Given problem: Reproduce the material word for word; the images stay out.

Entries supplied:
····················

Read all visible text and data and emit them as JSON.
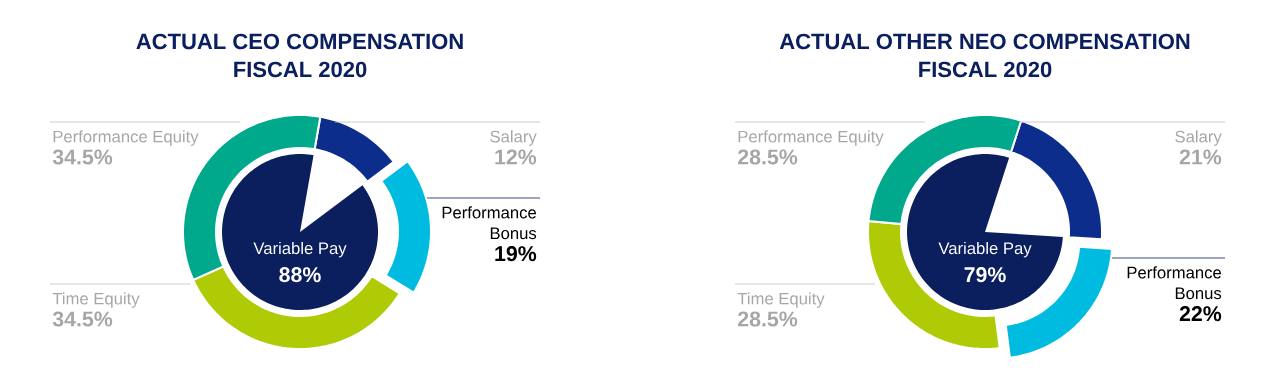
{
  "chart_data": [
    {
      "type": "donut",
      "title": "ACTUAL CEO COMPENSATION",
      "subtitle": "FISCAL 2020",
      "categories": [
        "Salary",
        "Performance Bonus",
        "Time Equity",
        "Performance Equity"
      ],
      "values": [
        12,
        19,
        34.5,
        34.5
      ],
      "colors": [
        "#0d2d8c",
        "#00bbe0",
        "#aecb06",
        "#00a88c"
      ],
      "value_labels": [
        "12%",
        "19%",
        "34.5%",
        "34.5%"
      ],
      "color": "#0b1f5e",
      "annotations": [
        "Variable Pay",
        "88%"
      ]
    },
    {
      "type": "donut",
      "title": "ACTUAL OTHER NEO COMPENSATION",
      "subtitle": "FISCAL 2020",
      "categories": [
        "Salary",
        "Performance Bonus",
        "Time Equity",
        "Performance Equity"
      ],
      "values": [
        21,
        22,
        28.5,
        28.5
      ],
      "colors": [
        "#0d2d8c",
        "#00bbe0",
        "#aecb06",
        "#00a88c"
      ],
      "value_labels": [
        "21%",
        "22%",
        "28.5%",
        "28.5%"
      ],
      "color": "#0b1f5e",
      "annotations": [
        "Variable Pay",
        "79%"
      ]
    }
  ]
}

····················

Expected output:
Read all visible text and data and emit them as JSON.
{
  "chart_data": [
    {
      "type": "donut",
      "title": "ACTUAL CEO COMPENSATION",
      "subtitle": "FISCAL 2020",
      "categories": [
        "Salary",
        "Performance Bonus",
        "Time Equity",
        "Performance Equity"
      ],
      "values": [
        12,
        19,
        34.5,
        34.5
      ],
      "colors": [
        "#0d2d8c",
        "#00bbe0",
        "#aecb06",
        "#00a88c"
      ],
      "value_labels": [
        "12%",
        "19%",
        "34.5%",
        "34.5%"
      ],
      "color": "#0b1f5e",
      "annotations": [
        "Variable Pay",
        "88%"
      ]
    },
    {
      "type": "donut",
      "title": "ACTUAL OTHER NEO COMPENSATION",
      "subtitle": "FISCAL 2020",
      "categories": [
        "Salary",
        "Performance Bonus",
        "Time Equity",
        "Performance Equity"
      ],
      "values": [
        21,
        22,
        28.5,
        28.5
      ],
      "colors": [
        "#0d2d8c",
        "#00bbe0",
        "#aecb06",
        "#00a88c"
      ],
      "value_labels": [
        "21%",
        "22%",
        "28.5%",
        "28.5%"
      ],
      "color": "#0b1f5e",
      "annotations": [
        "Variable Pay",
        "79%"
      ]
    }
  ]
}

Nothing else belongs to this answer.